──────── Raw data

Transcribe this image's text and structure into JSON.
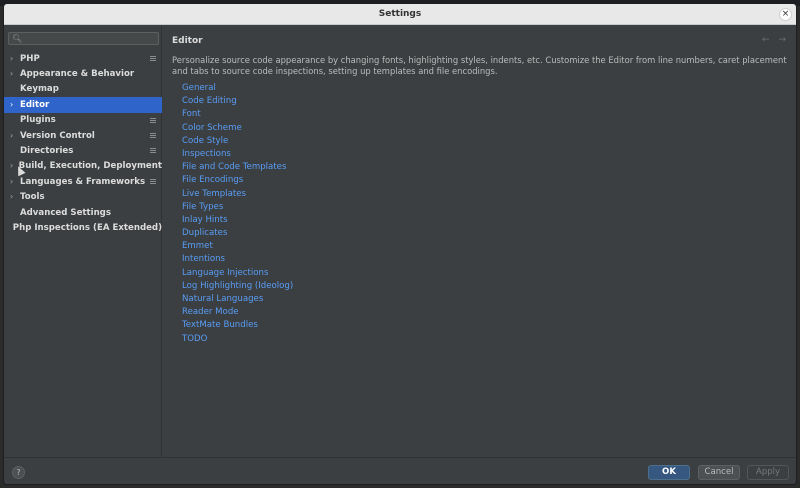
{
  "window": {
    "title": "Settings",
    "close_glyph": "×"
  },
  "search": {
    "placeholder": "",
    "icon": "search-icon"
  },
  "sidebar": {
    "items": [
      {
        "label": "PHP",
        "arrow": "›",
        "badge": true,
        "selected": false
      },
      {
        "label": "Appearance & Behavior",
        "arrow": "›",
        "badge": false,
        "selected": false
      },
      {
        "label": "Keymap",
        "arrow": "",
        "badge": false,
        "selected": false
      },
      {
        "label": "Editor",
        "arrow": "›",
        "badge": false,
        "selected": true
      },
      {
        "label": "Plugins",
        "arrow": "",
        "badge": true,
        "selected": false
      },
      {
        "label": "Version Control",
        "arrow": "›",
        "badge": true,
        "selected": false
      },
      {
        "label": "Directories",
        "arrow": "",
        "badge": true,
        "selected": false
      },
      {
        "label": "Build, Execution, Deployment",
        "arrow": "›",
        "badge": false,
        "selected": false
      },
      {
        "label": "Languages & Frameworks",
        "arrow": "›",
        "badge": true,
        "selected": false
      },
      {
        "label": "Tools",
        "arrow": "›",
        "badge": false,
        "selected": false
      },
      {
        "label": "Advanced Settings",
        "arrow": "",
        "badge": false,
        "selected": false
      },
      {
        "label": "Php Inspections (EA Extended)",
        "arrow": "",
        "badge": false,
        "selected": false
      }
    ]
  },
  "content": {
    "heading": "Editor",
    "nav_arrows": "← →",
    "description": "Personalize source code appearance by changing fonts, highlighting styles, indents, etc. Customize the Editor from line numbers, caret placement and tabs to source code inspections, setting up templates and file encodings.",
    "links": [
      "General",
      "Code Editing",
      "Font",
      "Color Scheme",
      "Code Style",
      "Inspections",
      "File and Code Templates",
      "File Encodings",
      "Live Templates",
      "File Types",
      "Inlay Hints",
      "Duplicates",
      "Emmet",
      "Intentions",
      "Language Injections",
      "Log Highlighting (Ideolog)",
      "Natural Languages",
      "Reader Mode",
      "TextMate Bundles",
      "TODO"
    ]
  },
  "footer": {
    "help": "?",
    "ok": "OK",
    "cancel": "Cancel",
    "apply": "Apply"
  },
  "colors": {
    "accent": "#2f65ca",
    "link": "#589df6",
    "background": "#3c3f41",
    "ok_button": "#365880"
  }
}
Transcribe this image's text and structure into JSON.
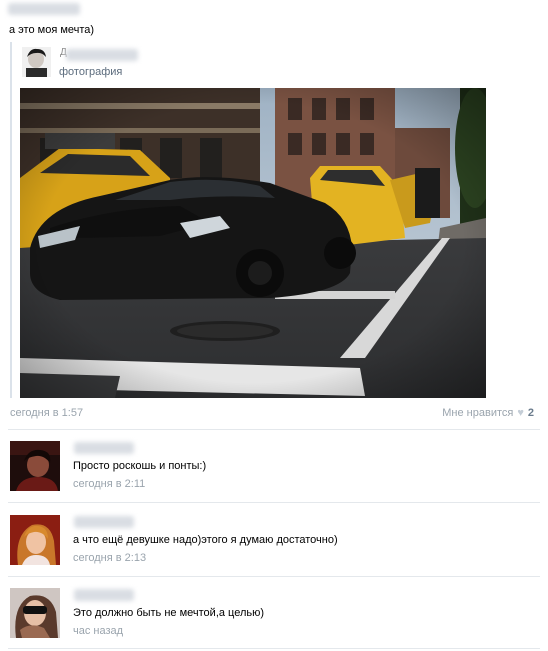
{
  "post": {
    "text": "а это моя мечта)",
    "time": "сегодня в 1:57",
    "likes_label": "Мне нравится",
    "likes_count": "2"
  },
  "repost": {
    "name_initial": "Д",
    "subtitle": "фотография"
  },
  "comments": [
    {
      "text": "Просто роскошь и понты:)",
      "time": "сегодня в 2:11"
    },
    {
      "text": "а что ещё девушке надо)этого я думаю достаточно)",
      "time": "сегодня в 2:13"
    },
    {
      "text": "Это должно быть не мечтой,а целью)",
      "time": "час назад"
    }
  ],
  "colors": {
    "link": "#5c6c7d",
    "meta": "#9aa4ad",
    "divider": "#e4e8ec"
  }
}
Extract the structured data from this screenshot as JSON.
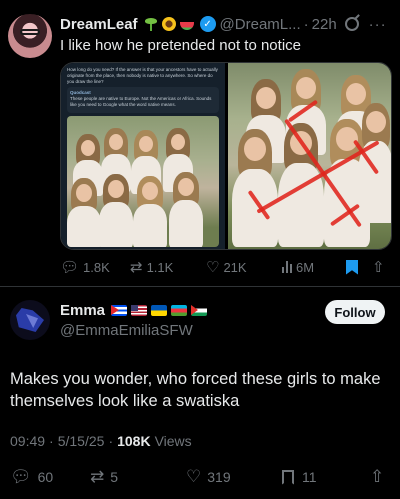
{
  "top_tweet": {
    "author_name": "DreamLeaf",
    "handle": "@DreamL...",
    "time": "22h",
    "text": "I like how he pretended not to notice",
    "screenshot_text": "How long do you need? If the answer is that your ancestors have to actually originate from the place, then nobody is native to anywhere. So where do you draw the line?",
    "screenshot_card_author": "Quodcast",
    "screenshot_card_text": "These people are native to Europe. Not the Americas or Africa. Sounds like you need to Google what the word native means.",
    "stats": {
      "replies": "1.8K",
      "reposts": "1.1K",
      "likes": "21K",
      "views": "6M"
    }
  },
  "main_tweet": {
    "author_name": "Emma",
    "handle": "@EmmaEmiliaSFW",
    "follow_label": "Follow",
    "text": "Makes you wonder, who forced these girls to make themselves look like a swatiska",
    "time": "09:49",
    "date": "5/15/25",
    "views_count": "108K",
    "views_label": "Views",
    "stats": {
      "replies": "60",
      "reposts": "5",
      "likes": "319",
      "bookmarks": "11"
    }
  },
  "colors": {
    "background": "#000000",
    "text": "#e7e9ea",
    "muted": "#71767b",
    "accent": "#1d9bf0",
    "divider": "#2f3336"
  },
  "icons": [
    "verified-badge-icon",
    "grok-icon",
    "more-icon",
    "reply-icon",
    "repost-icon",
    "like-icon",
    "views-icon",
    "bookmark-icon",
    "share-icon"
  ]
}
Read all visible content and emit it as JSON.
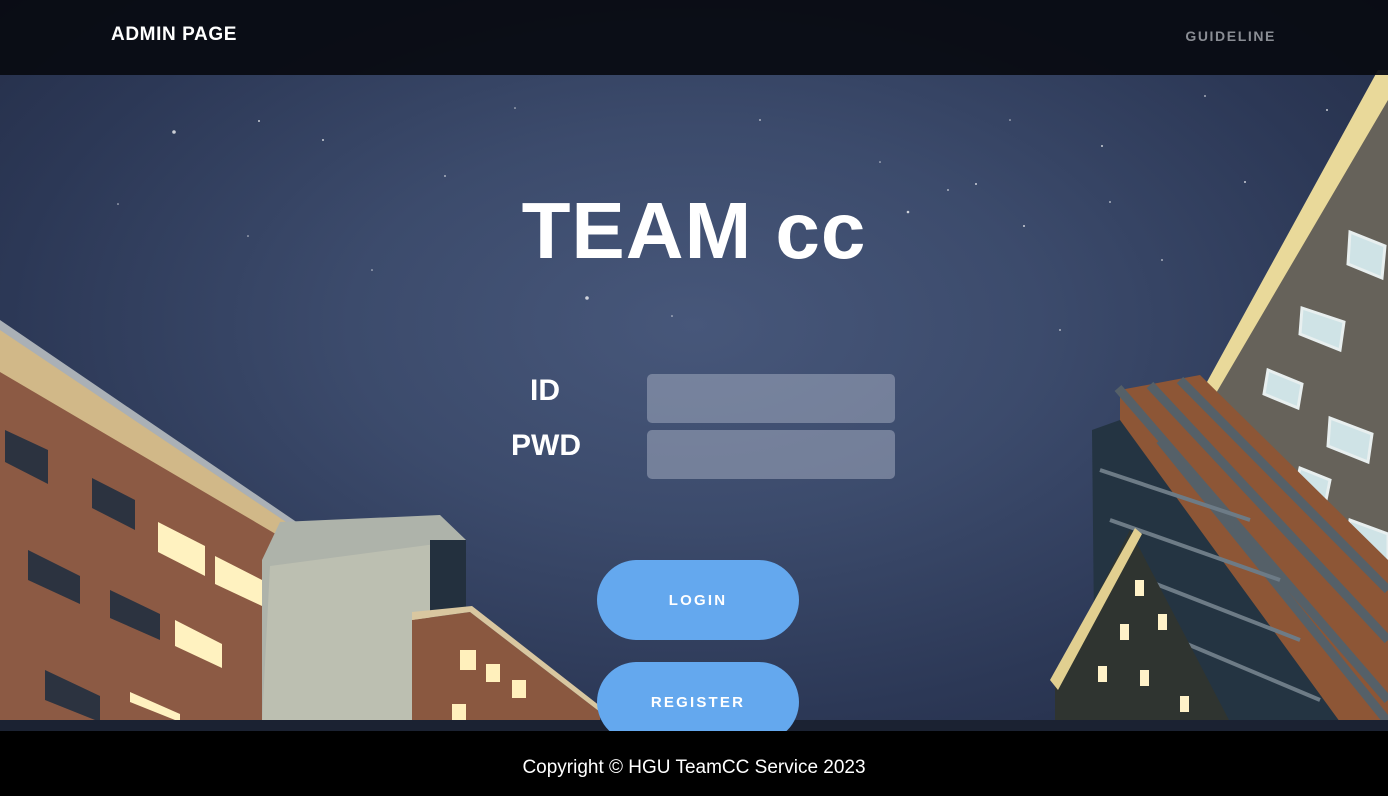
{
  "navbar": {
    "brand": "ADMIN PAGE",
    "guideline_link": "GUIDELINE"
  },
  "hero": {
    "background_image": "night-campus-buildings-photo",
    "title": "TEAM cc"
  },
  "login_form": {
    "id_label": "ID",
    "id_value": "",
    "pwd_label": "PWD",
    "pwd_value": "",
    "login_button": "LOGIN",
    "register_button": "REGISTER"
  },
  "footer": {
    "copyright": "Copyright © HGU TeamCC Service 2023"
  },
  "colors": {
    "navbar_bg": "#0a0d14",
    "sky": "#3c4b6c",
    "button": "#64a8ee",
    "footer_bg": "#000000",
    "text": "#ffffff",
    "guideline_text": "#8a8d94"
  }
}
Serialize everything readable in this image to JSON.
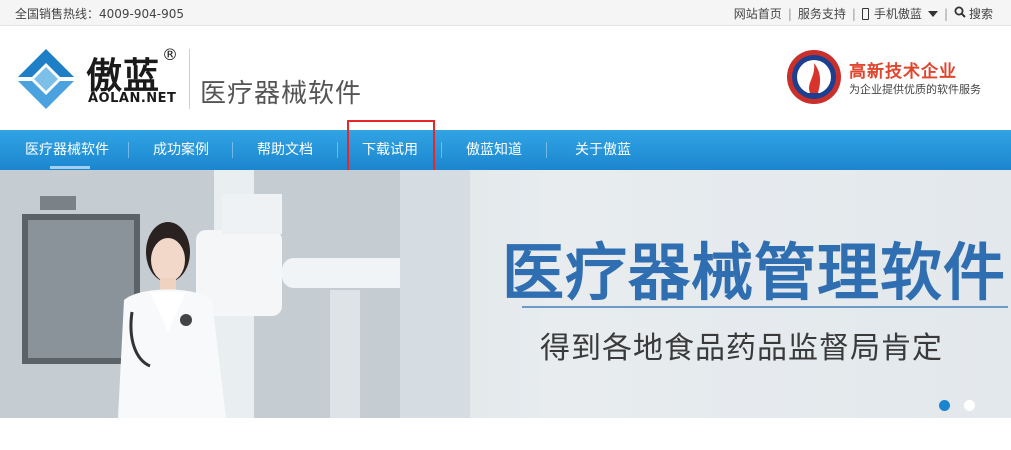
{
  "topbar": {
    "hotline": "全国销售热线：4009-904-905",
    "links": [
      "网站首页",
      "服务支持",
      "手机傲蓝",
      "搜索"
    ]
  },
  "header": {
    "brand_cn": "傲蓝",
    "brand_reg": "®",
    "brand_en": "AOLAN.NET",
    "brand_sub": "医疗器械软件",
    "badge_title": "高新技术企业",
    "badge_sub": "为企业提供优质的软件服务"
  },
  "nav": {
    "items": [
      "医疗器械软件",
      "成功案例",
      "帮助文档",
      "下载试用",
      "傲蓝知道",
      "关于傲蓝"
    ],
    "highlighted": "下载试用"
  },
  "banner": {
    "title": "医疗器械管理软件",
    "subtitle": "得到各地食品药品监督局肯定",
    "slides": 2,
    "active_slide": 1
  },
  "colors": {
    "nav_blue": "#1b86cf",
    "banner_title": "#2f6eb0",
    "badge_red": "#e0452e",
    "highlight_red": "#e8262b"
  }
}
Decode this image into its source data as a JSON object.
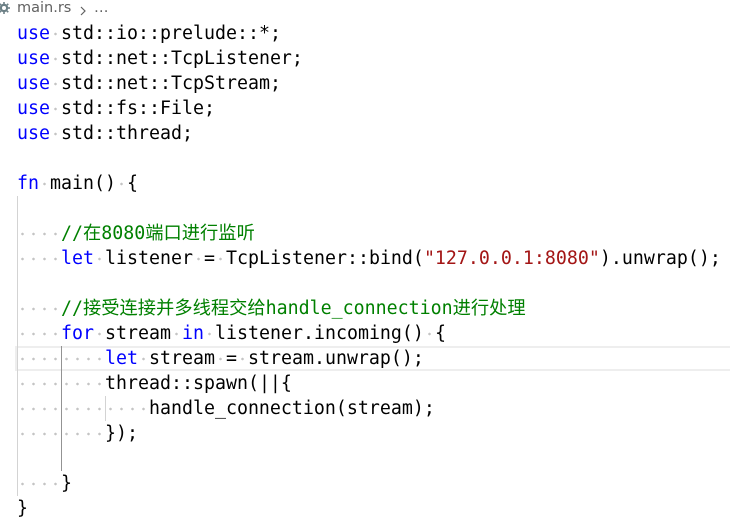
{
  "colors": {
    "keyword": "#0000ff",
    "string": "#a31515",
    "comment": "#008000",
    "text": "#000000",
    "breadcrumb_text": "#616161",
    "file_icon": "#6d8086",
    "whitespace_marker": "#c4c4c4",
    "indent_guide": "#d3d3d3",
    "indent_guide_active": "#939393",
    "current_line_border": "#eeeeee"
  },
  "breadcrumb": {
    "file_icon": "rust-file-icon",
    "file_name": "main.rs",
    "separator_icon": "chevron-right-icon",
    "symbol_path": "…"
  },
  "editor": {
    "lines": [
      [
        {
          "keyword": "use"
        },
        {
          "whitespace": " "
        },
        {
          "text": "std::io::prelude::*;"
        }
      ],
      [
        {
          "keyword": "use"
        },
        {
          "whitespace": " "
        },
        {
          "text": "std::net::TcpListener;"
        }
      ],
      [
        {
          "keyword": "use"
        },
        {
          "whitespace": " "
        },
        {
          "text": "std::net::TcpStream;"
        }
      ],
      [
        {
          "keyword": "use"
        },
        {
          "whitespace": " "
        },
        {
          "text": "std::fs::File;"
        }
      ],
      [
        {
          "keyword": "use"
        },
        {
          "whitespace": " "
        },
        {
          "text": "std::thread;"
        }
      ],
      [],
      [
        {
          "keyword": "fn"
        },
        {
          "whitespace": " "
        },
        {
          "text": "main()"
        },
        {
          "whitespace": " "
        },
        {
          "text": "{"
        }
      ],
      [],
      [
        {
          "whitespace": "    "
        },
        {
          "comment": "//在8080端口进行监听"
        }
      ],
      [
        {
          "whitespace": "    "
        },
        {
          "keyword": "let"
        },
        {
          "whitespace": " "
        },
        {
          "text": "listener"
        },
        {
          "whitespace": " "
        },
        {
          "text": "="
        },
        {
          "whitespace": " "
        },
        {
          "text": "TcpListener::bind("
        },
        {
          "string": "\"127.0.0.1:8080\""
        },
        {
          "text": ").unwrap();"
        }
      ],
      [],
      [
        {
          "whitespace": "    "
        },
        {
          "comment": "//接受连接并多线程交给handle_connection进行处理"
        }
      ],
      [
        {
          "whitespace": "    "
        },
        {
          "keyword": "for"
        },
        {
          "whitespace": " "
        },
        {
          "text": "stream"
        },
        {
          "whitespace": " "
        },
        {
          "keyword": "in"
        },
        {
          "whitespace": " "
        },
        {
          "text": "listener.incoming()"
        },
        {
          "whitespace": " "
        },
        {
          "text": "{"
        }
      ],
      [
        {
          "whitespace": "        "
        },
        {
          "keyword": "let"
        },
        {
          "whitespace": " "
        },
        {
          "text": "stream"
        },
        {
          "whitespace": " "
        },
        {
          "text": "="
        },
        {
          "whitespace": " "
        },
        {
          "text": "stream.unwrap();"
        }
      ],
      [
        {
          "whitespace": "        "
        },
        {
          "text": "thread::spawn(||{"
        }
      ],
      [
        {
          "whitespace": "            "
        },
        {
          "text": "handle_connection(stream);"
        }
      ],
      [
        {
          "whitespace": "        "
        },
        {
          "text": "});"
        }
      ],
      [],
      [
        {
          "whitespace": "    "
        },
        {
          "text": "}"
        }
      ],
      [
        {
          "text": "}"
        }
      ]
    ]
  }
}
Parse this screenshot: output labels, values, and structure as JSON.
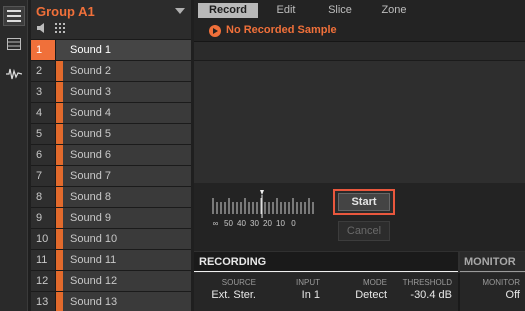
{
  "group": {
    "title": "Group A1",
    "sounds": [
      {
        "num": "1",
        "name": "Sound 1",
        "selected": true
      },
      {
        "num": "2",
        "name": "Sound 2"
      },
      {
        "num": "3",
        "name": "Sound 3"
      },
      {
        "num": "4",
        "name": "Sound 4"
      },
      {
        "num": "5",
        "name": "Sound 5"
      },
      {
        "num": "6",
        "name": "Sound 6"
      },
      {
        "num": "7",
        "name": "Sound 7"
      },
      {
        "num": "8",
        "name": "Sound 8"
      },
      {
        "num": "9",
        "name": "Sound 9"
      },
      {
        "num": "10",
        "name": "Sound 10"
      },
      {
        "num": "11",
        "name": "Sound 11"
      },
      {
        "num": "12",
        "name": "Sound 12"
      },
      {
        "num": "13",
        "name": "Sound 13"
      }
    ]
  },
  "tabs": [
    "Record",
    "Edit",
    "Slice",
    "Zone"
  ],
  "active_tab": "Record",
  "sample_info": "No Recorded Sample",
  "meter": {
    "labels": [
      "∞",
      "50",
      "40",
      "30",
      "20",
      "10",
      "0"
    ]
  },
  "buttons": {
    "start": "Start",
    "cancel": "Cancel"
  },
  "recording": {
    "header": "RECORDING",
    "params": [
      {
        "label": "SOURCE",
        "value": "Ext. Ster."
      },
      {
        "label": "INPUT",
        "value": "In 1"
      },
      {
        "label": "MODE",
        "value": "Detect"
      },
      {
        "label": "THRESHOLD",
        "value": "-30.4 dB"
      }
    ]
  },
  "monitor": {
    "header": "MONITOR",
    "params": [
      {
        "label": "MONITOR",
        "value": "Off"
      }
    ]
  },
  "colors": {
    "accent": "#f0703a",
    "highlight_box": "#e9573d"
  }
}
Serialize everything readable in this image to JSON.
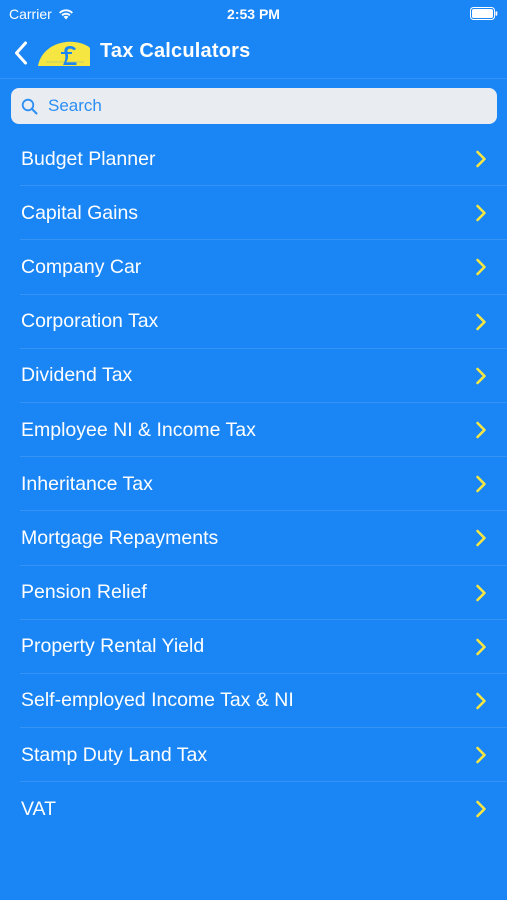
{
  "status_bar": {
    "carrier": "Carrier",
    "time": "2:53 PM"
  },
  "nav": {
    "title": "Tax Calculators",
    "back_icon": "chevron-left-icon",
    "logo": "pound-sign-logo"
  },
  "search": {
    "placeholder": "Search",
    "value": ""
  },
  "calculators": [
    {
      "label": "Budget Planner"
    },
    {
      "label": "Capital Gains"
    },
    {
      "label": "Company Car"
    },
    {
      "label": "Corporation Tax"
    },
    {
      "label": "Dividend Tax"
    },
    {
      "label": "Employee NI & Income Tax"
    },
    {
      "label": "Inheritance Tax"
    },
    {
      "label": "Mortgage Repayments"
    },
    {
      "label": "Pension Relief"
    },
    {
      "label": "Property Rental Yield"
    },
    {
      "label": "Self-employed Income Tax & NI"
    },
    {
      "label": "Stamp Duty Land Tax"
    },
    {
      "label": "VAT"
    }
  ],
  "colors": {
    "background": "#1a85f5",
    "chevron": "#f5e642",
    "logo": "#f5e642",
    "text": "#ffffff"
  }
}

────────────────

What is needed: Copy each line that holds the word "JSON".

Finished answer:
Transcribe this image's text and structure into JSON.
Transcribe this image's text and structure into JSON.
Extract the structured data from this screenshot as JSON.
Read all visible content and emit it as JSON.
Serialize everything readable in this image to JSON.
Decode this image into its source data as a JSON object.
Parse this screenshot: output labels, values, and structure as JSON.
Serialize everything readable in this image to JSON.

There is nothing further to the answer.